▸ Stated exercise
Only lines holding the string "francese" are wanted; copy each one from the material.

(Data records)
* * * * * * * * *

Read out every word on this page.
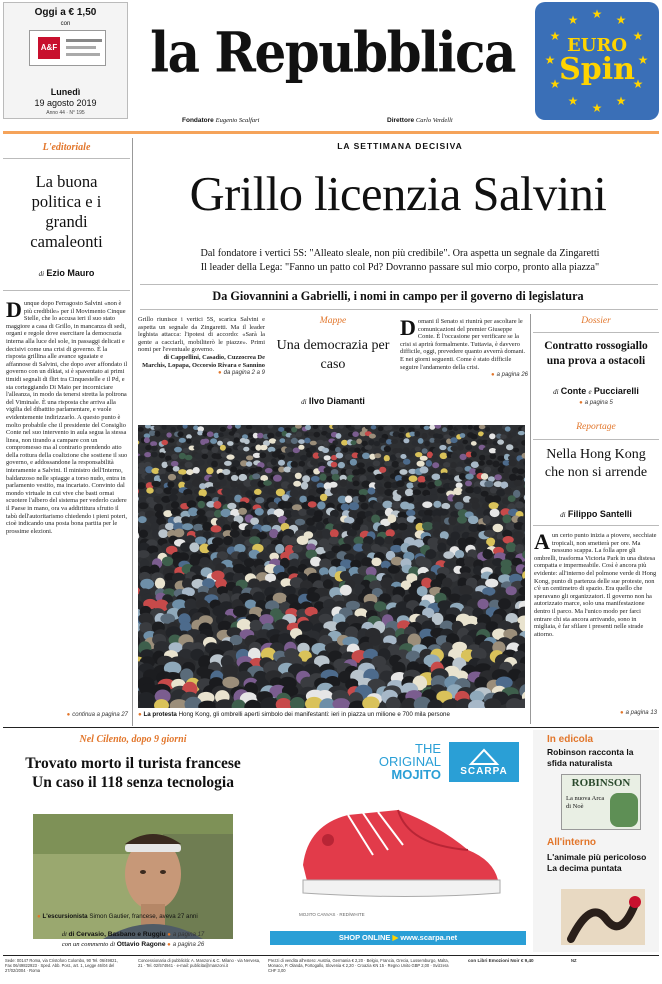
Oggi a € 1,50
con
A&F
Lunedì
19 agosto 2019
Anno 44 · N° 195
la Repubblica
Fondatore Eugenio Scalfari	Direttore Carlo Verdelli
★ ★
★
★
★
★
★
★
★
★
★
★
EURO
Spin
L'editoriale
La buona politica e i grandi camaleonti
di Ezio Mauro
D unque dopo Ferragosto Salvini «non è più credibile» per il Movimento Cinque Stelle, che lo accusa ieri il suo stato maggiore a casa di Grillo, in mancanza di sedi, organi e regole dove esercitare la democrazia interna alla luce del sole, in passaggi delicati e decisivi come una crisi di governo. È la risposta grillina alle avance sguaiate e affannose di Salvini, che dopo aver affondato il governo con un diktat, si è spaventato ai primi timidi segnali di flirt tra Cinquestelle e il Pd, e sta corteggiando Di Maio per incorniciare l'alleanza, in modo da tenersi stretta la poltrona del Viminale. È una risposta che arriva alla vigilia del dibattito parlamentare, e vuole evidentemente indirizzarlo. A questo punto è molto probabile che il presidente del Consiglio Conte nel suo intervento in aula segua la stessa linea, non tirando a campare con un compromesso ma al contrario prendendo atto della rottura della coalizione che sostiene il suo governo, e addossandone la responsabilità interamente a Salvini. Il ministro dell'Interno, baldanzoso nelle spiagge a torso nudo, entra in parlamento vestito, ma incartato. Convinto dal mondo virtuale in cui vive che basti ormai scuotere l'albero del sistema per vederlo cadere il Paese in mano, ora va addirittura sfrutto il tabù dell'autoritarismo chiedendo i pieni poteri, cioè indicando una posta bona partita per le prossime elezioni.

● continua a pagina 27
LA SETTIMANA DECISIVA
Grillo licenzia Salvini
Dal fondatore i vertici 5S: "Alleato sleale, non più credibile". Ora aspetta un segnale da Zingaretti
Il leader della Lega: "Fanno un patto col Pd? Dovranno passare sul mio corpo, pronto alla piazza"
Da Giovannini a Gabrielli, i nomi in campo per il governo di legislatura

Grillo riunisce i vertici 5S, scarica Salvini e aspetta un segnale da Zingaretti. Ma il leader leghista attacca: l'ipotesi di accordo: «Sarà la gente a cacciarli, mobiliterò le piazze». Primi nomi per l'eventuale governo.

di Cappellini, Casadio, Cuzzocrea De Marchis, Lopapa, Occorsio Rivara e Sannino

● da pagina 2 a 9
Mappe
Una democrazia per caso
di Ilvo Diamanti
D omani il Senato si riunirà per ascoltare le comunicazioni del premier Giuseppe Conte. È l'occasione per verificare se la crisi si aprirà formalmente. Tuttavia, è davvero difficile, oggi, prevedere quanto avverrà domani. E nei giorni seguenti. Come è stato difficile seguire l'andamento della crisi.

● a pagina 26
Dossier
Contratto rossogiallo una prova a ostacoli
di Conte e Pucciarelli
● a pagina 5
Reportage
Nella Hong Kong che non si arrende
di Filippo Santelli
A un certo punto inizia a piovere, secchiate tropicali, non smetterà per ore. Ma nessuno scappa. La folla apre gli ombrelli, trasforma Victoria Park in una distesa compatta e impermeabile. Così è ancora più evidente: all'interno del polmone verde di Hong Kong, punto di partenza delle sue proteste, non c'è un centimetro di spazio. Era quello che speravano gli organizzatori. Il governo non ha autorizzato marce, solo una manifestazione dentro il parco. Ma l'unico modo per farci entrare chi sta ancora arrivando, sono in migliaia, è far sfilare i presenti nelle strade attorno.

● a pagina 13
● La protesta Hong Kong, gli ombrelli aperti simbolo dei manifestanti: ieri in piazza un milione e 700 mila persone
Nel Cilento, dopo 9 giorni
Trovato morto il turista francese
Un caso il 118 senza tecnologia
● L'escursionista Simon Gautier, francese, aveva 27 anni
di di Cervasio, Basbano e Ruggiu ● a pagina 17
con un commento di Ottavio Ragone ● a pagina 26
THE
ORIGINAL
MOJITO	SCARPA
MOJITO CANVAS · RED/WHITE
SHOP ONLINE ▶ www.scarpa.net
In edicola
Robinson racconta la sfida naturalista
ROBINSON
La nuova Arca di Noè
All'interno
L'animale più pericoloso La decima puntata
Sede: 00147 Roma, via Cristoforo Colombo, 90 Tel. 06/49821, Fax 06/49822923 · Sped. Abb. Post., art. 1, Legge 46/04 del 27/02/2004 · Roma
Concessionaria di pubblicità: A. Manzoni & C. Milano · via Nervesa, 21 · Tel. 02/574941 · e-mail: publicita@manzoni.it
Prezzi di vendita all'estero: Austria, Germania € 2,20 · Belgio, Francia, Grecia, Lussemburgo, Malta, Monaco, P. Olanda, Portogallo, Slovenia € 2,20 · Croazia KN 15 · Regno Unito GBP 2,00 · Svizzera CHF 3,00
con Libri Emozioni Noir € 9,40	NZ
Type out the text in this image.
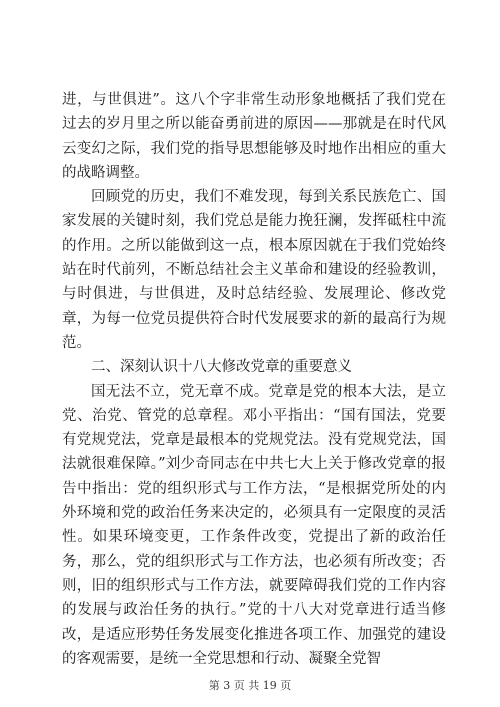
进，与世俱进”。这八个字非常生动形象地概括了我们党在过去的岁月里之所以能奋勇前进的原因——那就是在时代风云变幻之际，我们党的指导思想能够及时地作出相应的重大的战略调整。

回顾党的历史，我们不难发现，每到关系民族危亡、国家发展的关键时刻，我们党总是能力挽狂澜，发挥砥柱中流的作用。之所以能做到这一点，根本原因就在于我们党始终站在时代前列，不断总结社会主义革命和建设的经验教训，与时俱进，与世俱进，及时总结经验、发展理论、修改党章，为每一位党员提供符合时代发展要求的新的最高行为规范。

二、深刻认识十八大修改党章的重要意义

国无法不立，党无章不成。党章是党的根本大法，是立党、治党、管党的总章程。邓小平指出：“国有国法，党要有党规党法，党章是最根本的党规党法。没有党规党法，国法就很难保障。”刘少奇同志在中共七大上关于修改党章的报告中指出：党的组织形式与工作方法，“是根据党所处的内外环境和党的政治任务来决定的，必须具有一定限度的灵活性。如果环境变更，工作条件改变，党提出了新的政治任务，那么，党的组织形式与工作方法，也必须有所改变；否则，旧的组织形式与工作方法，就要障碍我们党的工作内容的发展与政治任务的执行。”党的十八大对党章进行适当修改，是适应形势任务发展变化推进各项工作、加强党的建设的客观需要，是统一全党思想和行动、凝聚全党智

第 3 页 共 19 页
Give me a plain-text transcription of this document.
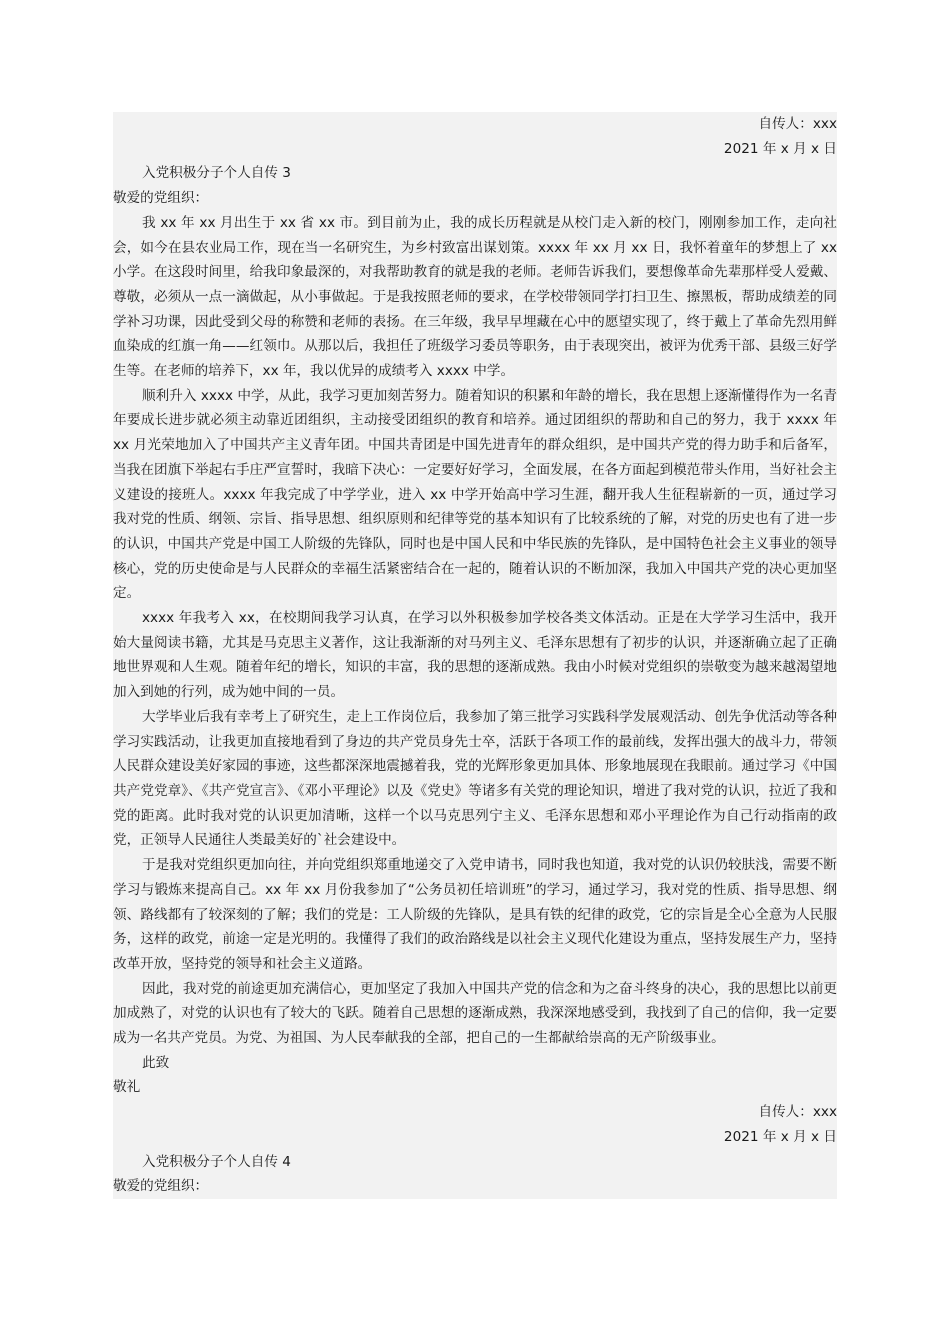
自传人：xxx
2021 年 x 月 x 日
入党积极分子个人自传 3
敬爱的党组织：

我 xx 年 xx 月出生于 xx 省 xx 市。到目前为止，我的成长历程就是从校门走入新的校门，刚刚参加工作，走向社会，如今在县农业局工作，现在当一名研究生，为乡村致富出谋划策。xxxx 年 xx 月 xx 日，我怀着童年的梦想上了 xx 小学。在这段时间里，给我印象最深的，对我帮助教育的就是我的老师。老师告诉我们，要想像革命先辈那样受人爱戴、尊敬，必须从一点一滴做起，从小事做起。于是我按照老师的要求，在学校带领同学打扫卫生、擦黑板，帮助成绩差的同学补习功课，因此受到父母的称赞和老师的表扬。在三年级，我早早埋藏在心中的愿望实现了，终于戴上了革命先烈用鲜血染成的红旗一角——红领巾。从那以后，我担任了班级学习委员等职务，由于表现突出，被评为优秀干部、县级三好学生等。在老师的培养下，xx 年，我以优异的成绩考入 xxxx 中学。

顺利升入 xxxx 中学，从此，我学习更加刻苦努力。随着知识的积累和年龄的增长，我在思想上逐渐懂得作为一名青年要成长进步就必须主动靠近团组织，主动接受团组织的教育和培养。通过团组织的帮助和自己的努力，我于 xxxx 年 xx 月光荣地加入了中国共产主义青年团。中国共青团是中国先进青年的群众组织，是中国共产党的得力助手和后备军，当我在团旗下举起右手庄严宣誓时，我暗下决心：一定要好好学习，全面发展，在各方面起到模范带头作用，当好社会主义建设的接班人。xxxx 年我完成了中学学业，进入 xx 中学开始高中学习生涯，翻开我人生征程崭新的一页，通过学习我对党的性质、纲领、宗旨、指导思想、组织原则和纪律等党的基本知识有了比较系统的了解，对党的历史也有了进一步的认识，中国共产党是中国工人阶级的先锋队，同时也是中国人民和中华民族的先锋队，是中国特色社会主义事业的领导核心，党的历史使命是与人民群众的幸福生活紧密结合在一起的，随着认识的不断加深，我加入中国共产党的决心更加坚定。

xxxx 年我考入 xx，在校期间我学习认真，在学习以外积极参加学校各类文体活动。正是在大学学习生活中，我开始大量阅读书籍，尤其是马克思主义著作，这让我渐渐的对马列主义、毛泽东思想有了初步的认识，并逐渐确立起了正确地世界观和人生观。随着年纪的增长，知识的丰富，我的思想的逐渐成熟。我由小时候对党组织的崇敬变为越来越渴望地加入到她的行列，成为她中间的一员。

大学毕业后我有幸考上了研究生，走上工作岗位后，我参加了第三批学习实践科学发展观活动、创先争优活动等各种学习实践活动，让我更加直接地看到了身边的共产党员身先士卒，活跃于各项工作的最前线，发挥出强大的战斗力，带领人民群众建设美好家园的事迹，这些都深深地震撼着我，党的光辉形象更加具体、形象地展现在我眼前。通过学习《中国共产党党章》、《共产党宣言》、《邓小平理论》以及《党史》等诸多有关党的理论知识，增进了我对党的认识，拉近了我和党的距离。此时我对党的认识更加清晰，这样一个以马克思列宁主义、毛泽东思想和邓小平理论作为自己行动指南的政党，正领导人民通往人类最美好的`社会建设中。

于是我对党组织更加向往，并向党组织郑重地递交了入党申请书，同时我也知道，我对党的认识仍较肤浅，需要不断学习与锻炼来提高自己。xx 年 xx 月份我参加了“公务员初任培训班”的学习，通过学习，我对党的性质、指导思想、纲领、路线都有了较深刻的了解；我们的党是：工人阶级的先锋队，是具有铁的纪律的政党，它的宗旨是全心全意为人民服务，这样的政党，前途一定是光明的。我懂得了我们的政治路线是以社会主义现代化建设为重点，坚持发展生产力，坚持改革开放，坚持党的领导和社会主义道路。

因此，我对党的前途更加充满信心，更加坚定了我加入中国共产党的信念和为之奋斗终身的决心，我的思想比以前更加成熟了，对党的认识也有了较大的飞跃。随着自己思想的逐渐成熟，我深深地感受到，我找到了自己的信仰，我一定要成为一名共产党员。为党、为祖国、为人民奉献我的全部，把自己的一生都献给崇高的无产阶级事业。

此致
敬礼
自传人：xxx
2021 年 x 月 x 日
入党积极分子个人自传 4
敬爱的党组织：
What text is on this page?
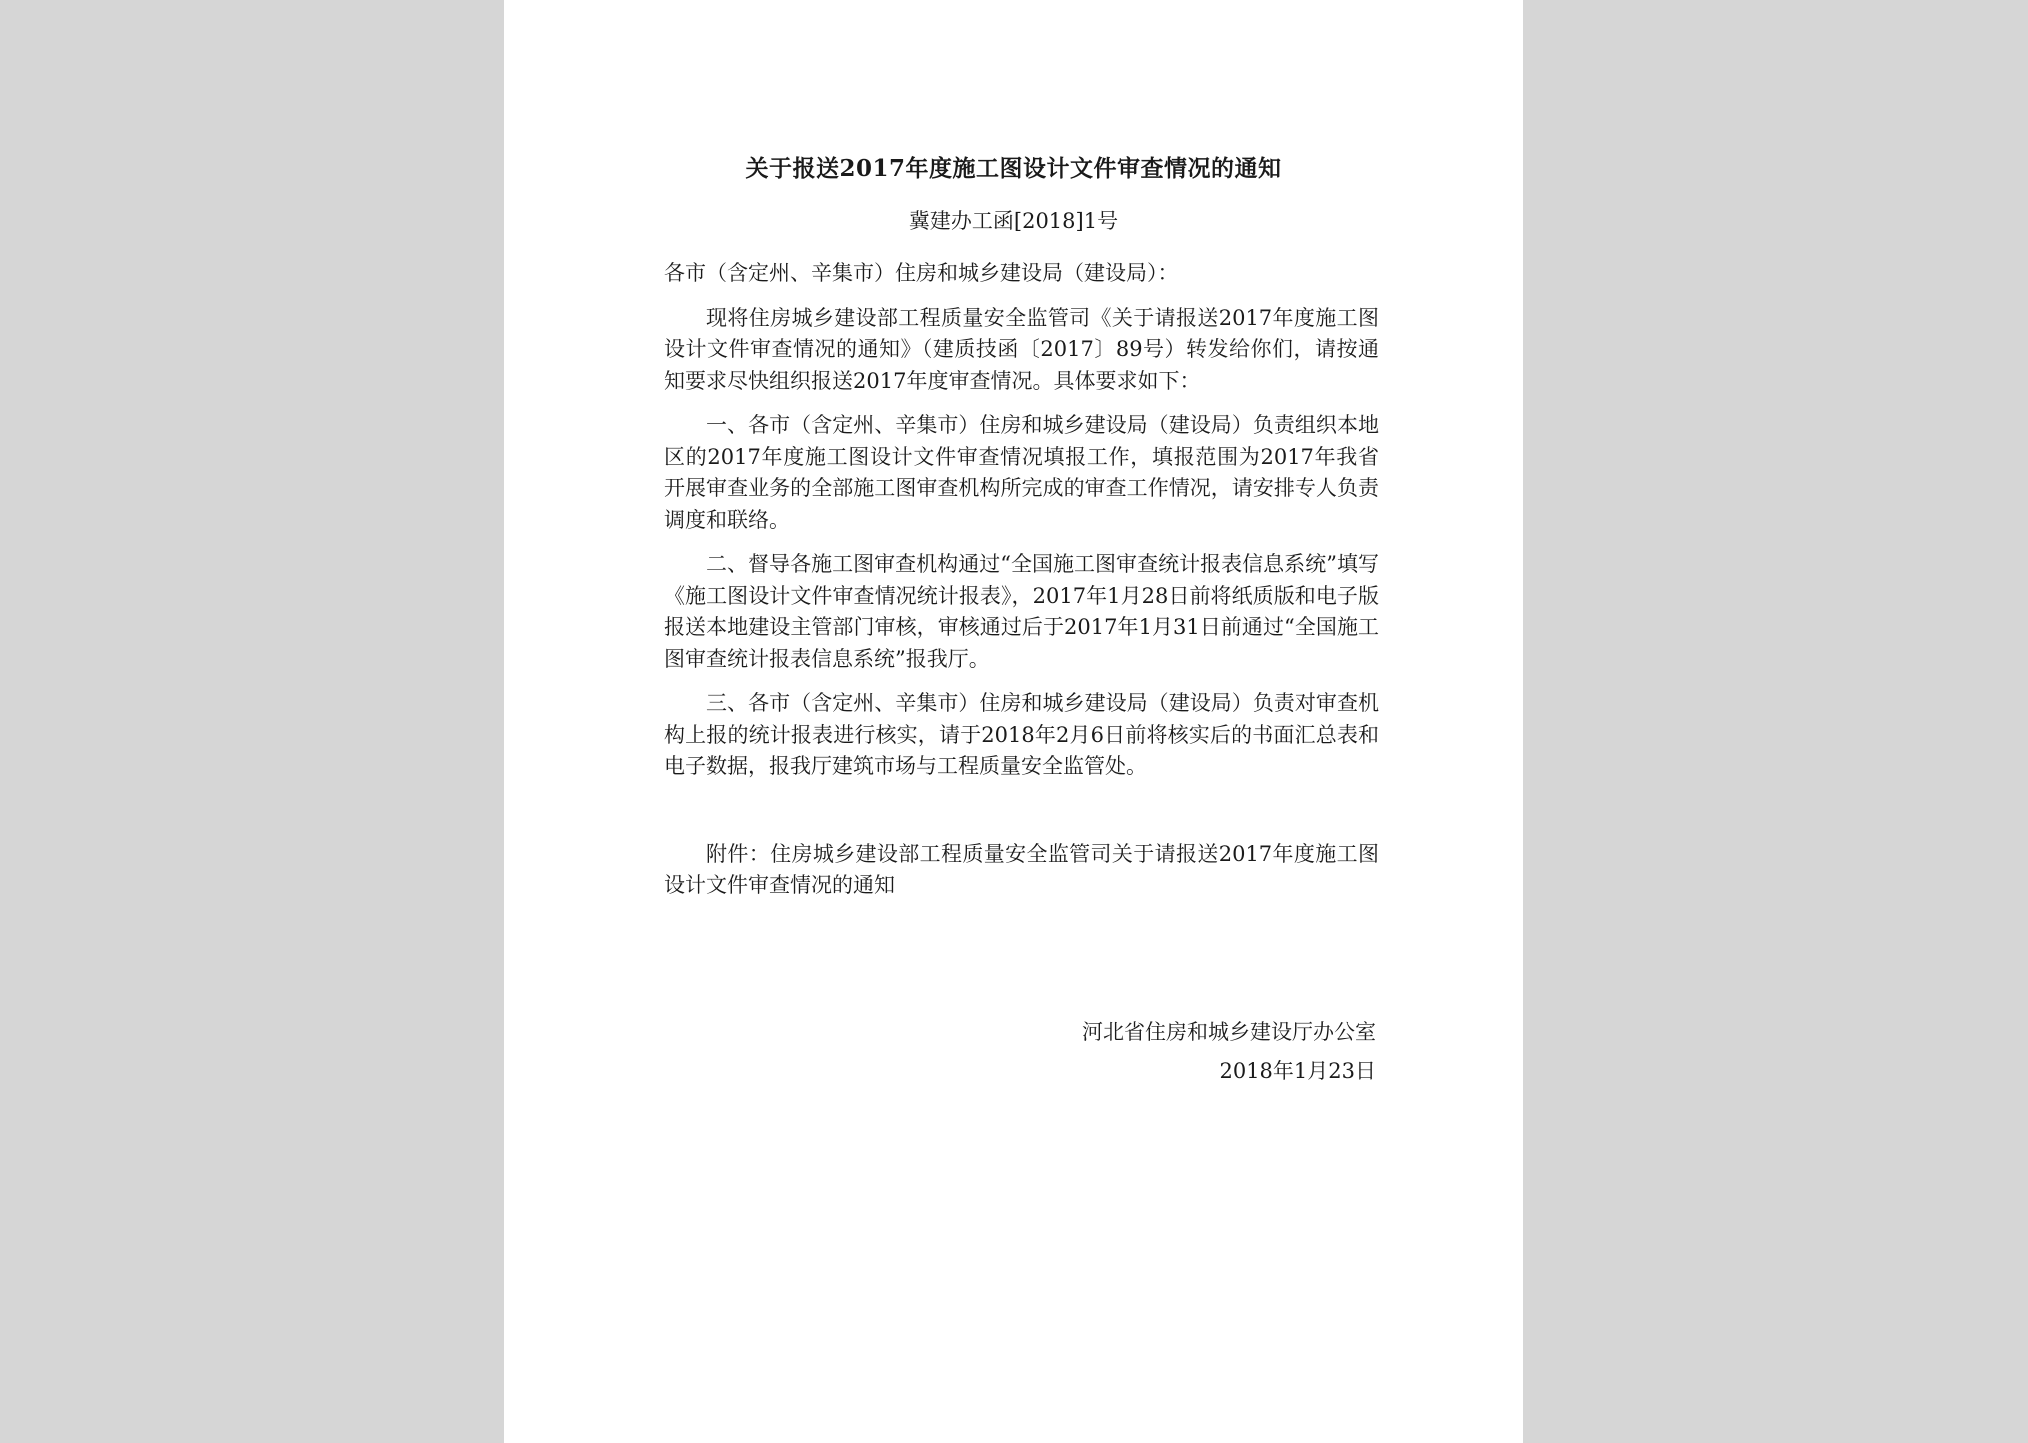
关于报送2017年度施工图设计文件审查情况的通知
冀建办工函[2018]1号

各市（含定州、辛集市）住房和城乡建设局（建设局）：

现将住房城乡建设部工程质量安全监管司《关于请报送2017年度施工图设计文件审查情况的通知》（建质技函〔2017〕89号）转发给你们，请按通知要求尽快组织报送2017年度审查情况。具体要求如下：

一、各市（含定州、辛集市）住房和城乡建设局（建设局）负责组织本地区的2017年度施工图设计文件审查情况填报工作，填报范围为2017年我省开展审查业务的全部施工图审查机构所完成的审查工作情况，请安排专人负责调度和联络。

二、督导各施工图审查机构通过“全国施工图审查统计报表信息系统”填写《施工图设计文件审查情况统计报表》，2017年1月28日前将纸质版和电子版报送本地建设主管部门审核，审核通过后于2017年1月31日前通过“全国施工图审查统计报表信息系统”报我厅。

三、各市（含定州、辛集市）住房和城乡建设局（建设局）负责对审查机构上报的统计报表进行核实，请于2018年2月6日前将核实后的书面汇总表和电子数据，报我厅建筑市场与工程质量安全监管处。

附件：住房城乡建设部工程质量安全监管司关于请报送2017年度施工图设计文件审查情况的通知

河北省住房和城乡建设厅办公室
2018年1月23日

* * * * * * * * *

▸ The output
Trovato morto il turista francese
● L'escursionista Simon Gautier, francese, aveva 27 anni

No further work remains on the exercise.